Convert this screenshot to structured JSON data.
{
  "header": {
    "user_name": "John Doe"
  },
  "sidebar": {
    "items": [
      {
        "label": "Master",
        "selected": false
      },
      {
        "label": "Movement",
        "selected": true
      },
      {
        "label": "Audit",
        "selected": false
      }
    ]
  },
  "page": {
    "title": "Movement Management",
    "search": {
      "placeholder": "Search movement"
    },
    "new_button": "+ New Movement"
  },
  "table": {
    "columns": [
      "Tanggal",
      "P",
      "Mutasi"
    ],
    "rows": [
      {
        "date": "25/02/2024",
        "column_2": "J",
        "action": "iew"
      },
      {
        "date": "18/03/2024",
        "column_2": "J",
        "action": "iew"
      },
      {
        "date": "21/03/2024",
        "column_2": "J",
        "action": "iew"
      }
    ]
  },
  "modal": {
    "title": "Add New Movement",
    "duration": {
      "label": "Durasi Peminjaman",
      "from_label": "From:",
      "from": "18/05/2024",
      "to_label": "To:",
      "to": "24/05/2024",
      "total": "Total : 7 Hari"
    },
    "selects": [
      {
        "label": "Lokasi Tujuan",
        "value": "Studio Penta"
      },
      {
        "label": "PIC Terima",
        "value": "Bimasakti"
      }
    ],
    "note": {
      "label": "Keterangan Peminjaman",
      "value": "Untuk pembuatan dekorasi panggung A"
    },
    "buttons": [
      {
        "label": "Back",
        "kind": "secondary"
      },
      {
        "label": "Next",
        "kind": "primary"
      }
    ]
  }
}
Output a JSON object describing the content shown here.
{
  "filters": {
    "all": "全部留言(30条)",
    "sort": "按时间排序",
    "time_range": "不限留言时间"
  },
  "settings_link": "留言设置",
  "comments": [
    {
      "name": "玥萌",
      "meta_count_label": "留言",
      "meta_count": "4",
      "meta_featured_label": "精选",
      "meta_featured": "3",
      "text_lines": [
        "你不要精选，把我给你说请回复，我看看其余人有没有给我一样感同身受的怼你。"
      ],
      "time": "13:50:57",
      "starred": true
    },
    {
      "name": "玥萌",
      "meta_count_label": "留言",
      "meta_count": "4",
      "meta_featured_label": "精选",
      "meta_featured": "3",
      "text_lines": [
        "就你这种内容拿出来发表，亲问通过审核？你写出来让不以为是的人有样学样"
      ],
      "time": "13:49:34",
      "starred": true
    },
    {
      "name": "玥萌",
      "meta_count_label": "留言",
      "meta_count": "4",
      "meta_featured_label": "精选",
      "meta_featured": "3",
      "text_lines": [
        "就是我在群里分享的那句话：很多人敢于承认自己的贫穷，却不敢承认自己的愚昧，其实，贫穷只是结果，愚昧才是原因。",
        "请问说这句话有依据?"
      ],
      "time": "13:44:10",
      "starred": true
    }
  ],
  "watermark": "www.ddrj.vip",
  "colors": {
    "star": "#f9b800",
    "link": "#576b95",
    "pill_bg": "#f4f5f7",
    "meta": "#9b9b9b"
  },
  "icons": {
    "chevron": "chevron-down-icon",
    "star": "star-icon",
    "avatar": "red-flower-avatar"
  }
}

* * *

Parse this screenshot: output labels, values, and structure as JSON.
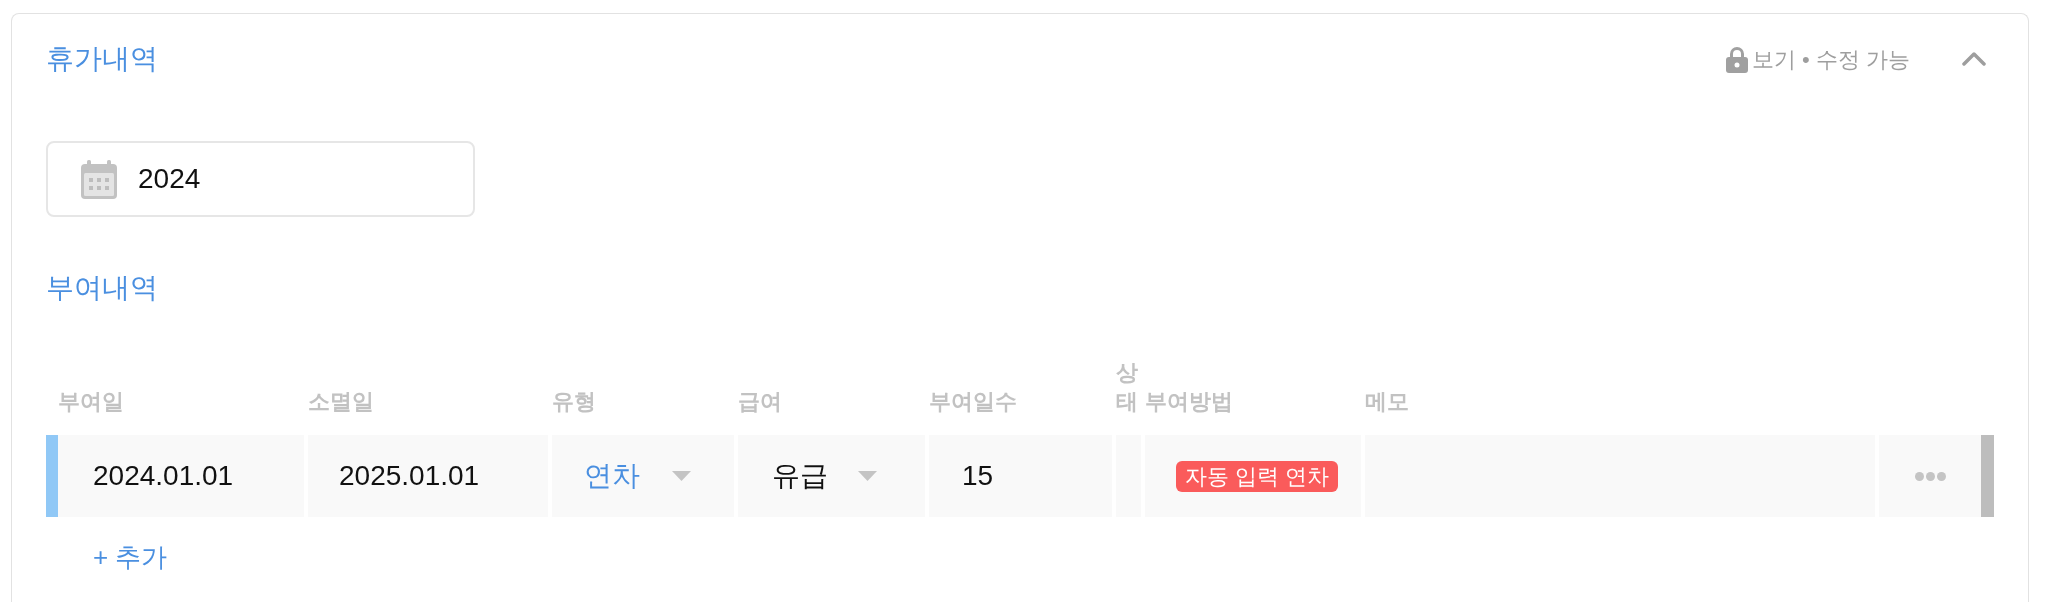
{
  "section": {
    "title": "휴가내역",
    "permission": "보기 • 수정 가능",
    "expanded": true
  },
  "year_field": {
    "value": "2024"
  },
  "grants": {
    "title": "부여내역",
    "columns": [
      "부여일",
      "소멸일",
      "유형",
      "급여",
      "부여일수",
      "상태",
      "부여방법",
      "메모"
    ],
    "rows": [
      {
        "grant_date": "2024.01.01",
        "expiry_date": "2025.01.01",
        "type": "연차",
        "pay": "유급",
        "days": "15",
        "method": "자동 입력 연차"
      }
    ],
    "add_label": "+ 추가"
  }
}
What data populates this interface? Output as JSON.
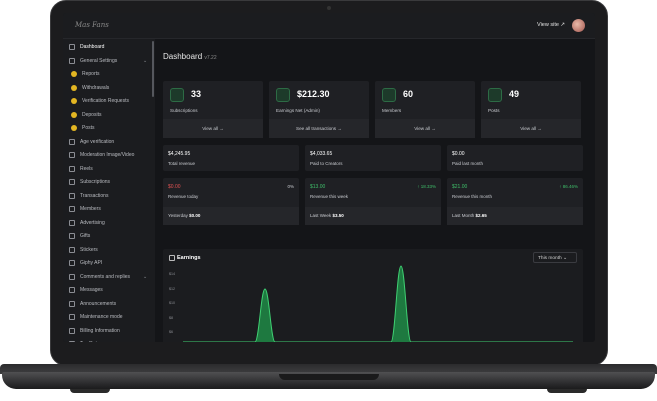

==

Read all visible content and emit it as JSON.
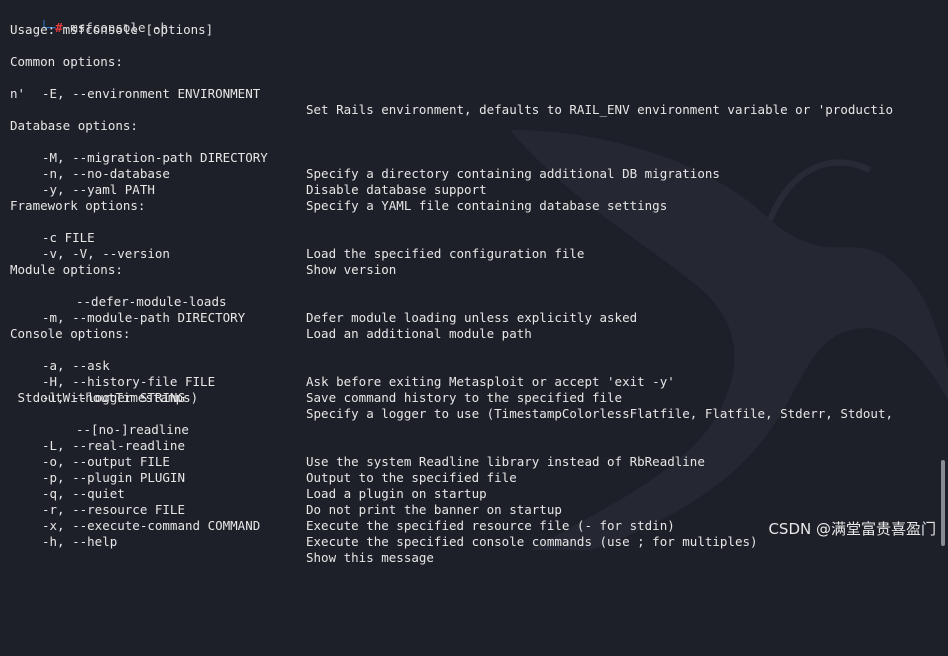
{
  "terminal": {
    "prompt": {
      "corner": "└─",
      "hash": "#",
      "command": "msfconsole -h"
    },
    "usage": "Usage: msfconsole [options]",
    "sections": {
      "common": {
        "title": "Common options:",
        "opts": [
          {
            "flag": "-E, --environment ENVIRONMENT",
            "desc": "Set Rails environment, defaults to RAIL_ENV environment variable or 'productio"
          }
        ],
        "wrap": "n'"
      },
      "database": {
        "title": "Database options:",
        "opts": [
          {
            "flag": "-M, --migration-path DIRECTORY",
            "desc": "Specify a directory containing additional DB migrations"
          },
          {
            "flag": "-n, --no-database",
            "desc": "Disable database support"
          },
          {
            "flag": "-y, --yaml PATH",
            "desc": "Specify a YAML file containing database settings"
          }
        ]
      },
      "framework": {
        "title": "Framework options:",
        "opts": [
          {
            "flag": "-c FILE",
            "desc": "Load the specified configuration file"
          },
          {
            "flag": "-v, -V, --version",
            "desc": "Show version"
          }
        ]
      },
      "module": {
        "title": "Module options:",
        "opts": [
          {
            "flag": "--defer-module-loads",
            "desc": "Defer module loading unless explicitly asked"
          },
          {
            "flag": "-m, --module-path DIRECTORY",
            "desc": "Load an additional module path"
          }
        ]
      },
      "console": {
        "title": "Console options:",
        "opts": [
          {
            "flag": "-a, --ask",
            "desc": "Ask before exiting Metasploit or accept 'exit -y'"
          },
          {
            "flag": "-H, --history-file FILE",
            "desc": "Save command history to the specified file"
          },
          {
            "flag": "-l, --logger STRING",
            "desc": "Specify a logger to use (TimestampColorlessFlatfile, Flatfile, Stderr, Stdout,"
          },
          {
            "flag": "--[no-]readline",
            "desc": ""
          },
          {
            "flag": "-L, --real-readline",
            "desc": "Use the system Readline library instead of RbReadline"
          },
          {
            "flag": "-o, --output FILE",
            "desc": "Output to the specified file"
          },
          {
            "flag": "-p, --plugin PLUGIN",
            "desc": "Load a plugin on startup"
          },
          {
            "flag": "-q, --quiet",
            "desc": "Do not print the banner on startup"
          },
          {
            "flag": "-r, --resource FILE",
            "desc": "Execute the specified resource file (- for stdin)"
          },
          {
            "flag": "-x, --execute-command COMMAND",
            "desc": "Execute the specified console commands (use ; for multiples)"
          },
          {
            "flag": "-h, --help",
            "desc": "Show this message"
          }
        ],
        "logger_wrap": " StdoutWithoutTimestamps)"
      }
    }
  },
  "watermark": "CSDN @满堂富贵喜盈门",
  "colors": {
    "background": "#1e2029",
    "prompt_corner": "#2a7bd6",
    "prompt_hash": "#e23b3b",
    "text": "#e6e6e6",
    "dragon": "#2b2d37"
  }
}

THE REQUEST: Word for word, restate the lines beginning with the one that has "Parse this screenshot: output" and ending with the one that has "What data populates". Keep both ends and skip any pictures.

REPLY:
Parse this screenshot: output labels, values, and structure as JSON.
{
  "section": {
    "title": "휴가내역",
    "permission": "보기 • 수정 가능",
    "expanded": true
  },
  "year_field": {
    "value": "2024"
  },
  "grants": {
    "title": "부여내역",
    "columns": [
      "부여일",
      "소멸일",
      "유형",
      "급여",
      "부여일수",
      "상태",
      "부여방법",
      "메모"
    ],
    "rows": [
      {
        "grant_date": "2024.01.01",
        "expiry_date": "2025.01.01",
        "type": "연차",
        "pay": "유급",
        "days": "15",
        "method": "자동 입력 연차"
      }
    ],
    "add_label": "+ 추가"
  }
}
What data populates this interface? Output as JSON.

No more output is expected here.